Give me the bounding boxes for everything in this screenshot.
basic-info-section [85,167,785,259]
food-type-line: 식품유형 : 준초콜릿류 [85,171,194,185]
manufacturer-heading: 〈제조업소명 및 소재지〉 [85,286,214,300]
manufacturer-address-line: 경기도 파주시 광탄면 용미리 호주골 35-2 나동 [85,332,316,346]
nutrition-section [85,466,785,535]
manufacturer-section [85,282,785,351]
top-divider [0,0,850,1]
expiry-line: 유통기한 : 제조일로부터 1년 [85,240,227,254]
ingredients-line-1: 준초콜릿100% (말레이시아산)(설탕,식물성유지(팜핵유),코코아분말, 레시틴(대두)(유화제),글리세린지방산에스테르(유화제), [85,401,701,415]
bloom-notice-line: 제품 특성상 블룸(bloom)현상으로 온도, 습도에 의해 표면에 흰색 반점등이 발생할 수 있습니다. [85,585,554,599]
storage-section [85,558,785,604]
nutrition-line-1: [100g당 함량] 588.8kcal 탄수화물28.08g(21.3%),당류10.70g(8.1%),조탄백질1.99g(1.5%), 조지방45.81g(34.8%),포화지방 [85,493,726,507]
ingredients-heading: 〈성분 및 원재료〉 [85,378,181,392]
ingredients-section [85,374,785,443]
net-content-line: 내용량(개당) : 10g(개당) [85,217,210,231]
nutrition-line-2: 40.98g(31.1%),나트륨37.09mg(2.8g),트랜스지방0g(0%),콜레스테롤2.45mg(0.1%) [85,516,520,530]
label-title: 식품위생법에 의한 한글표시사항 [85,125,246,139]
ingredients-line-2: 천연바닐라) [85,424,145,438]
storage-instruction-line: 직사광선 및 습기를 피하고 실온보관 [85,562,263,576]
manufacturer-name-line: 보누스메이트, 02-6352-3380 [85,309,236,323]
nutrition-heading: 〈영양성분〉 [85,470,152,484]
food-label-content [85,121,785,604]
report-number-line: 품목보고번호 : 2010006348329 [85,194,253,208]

## EXERCISE DIRECTIONS
Which lines of the records above contain the string "content"? Report each matching line in full, and count a match only when the case is the same.

## TASK OUTPUT
net-content-line: 내용량(개당) : 10g(개당) [85,217,210,231]
food-label-content [85,121,785,604]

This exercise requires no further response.